What to work on ::
1. Answer these from the campaign blog excerpt:
(a) How much money per year does the package fund, and for how long?
(b) Who was the first person to formally announce a nomination for the Senate spot left by Nova Peris?
(c) Who pressed the agriculture minister after his remarks at the rural debate?
2. Using the campaign blog excerpt, explain why the Indonesian embassy in Canberra dismissed Barnaby Joyce's comment.
3. Carry on the campaign blog excerpt from its final line.
---------- Source excerpt ----------
It’s important to note there is a lack of evidence about Australian men’s behaviour change programs and whether they actually work. A lot of work is being done by the sector to build evidence about their effectiveness.
However, the $500m annually over a decade will also fund new shelters, and legal programs. The party says the package would be paid for by reeling in negative gearing and superannuation tax breaks for the wealthy.
Greens deputy leader, Larissa Waters asks:
Why should women fleeing domestic violence go homeless while the very wealthy get taxpayer-funded subsidies for their multiple investment homes?
Updated
Nova Peris is yet to speak publicly on her resignation from the Senate this week.
But as opposition leader Bill Shorten’s campaign trail takes him to the top end, he’ll have some uncomfortable questions to answer about her surprise resignation, AAP writes.
Community services minister Christian Porter has called for her to front up to Territorians and explain why she’s leaving after a single term in a safe seat as Labor’s No 1 pick on the Senate ballot, in the same way she fronted voters when campaigning for the spot in 2013.
The revelation has been a distraction all week from Labor’s campaign as the party scrambles to find a last-minute replacement before nominations close on 9 June.
Former NT government minister and journalist Malarndirri McCarthy has been the first person to formally announce her nomination, and Senator Peris’ chief-of-staff Ursula Raymond is also considering her options.
Kon Vatskalis, who resigned from NT parliament in 2014, suggested on Facebook that he may also nominate.
Sad that my friend @NovaPeris is leaving the Senate. She's taught me a lot & will do great things in the future. pic.twitter.com/kMAiqTuWoj
— Andrew Leigh (@ALeighMP) May 24, 2016
Updated
Indonesia has shot down comments made by the deputy PM, Barnaby Joyce, last night linking the Gillard government’s live export ban with an increase of asylum seeker boats. Joyce pretty much accused the Indonesian government of allowing people smuggling.
But according to AAP, the comment was immediately dismissed by the Indonesian embassy in Canberra.
There is no link between the policy of live export ban and the increased numbers of boats into Australia,” a spokesman said.
“Indonesia was and remains committed to being a part of the regional solution to the common challenge we are facing of people smuggling.”
Joyce’s remarks elicited gasps and some laughs from the crowd gathered for the first rural debate.
The Greens leader, Richard Di Natale, pressed the agriculture minister on whether he was suggesting the Indonesian government sent refugees to Australia.
“What’s that got to do with refugees Barnaby?” Di Natale said.
---------- Information shown ----------
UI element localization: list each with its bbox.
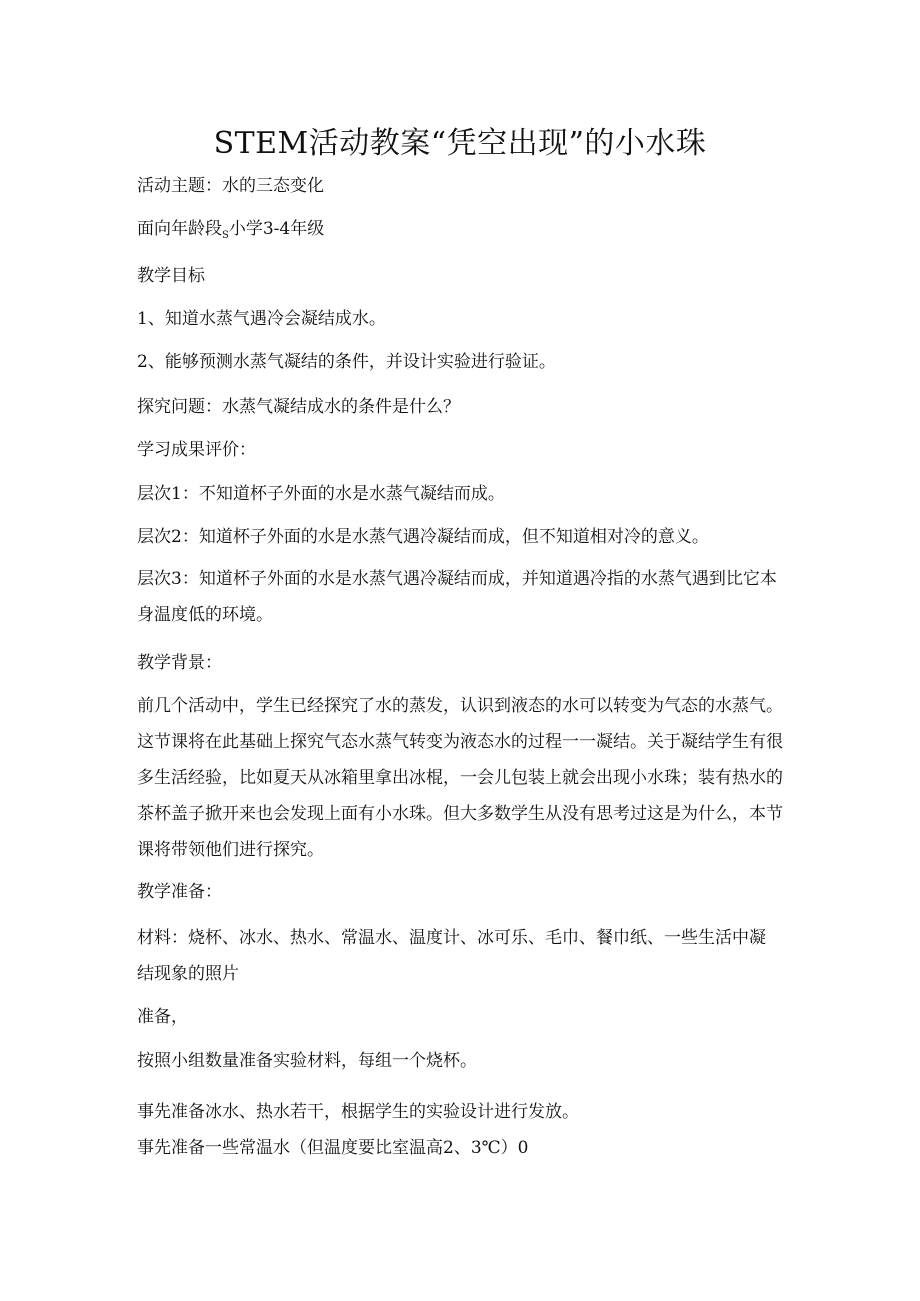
evaluation-level-3-line: 层次3：知道杯子外面的水是水蒸气遇冷凝结而成，并知道遇冷指的水蒸气遇到比它本 xyxy=(137,569,777,589)
materials-list xyxy=(137,920,797,992)
preparation-item-3: 事先准备一些常温水（但温度要比室温高2、3℃）0 xyxy=(137,1138,529,1158)
background-line: 前几个活动中，学生已经探究了水的蒸发，认识到液态的水可以转变为气态的水蒸气。 xyxy=(137,696,783,716)
evaluation-level-3-line: 身温度低的环境。 xyxy=(137,605,273,625)
target-age-sub: S xyxy=(222,230,229,241)
background-line: 这节课将在此基础上探究气态水蒸气转变为液态水的过程一一凝结。关于凝结学生有很 xyxy=(137,732,783,752)
preparation-item-2: 事先准备冰水、热水若干，根据学生的实验设计进行发放。 xyxy=(137,1102,579,1122)
preparation-heading: 教学准备： xyxy=(137,882,222,902)
goal-2: 2、能够预测水蒸气凝结的条件，并设计实验进行验证。 xyxy=(137,352,556,372)
target-age xyxy=(137,219,324,246)
background-line: 茶杯盖子掀开来也会发现上面有小水珠。但大多数学生从没有思考过这是为什么，本节 xyxy=(137,804,783,824)
target-age-label: 面向年龄段 xyxy=(137,219,222,239)
preparation-label: 准备， xyxy=(137,1007,188,1027)
evaluation-heading: 学习成果评价： xyxy=(137,440,256,460)
evaluation-level-1: 层次1：不知道杯子外面的水是水蒸气凝结而成。 xyxy=(137,484,505,504)
evaluation-level-2: 层次2：知道杯子外面的水是水蒸气遇冷凝结而成，但不知道相对冷的意义。 xyxy=(137,527,709,547)
document-title: STEM活动教案“凭空出现”的小水珠 xyxy=(213,126,707,161)
goal-1: 1、知道水蒸气遇冷会凝结成水。 xyxy=(137,309,386,329)
materials-line: 材料：烧杯、冰水、热水、常温水、温度计、冰可乐、毛巾、餐巾纸、一些生活中凝 xyxy=(137,928,766,948)
preparation-item-1: 按照小组数量准备实验材料，每组一个烧杯。 xyxy=(137,1051,477,1071)
background-heading: 教学背景： xyxy=(137,653,222,673)
background-line: 课将带领他们进行探究。 xyxy=(137,840,324,860)
activity-theme: 活动主题：水的三态变化 xyxy=(137,176,324,196)
inquiry-question: 探究问题：水蒸气凝结成水的条件是什么？ xyxy=(137,397,460,417)
background-line: 多生活经验，比如夏天从冰箱里拿出冰棍，一会儿包装上就会出现小水珠；装有热水的 xyxy=(137,768,783,788)
goals-heading: 教学目标 xyxy=(137,266,205,286)
target-age-value: 小学3-4年级 xyxy=(228,219,325,239)
background-paragraph xyxy=(137,688,797,868)
evaluation-level-3 xyxy=(137,561,797,633)
materials-line: 结现象的照片 xyxy=(137,964,239,984)
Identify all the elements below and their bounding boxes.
----------
Final results ::
1.
(a) $500m a year over a decade.
(b) Malarndirri McCarthy.
(c) Richard Di Natale, the Greens leader.

2. A spokesman said there is no link between the live export ban and the increased number of boats reaching Australia. He added that Indonesia was and remains committed to being part of the regional solution to people smuggling.

3.
Joyce said Australia’s working relationship with Indonesia was affected by the cattle ban.
“I believe the independents and the Greens and Labor Party … created immense bad will and our capacity to manage other problems which became present were affected.”
Updated
The Turnbull government’s superannuation changes will hit women aged over 50 more than any other group, according to this report from Guardian Australia’s political correspondent, Gareth Hutchens:
New analysis from the National Centre for Social and Economic Modelling (Natsem) shows the government’s super reforms will actually discourage some women from contributing more to their super before they retire.
It has found women over 50 – who are earning enough to be affected by the policy changes – will be forced to pay a higher tax on their super contributions, as a proportion of their income, than men.
Natsem’s Prof Robert Tanton says the women most affected by the policy changes are at a stage in their lives where they should be contributing more to super, and are earning enough to do so, and should be encouraged to do so.
But he says the government’s policy will have the opposite effect, and he discovered the unintended consequences after running detailed modelling by age and gender.
“It’s a policy change that is intended to affect certain [high-income] groups, and is it affecting those groups, and that’s probably a reasonable change,” Tanton said.
“But inadvertently it’s affecting a particular group who should be increasing the amount of money they’re putting into super, and that’s females aged 50 to 64.”
According to the Australian Financial Review, Labor will possibly adopt the government’s plan to cap superannuation retirement funds at $1.6m.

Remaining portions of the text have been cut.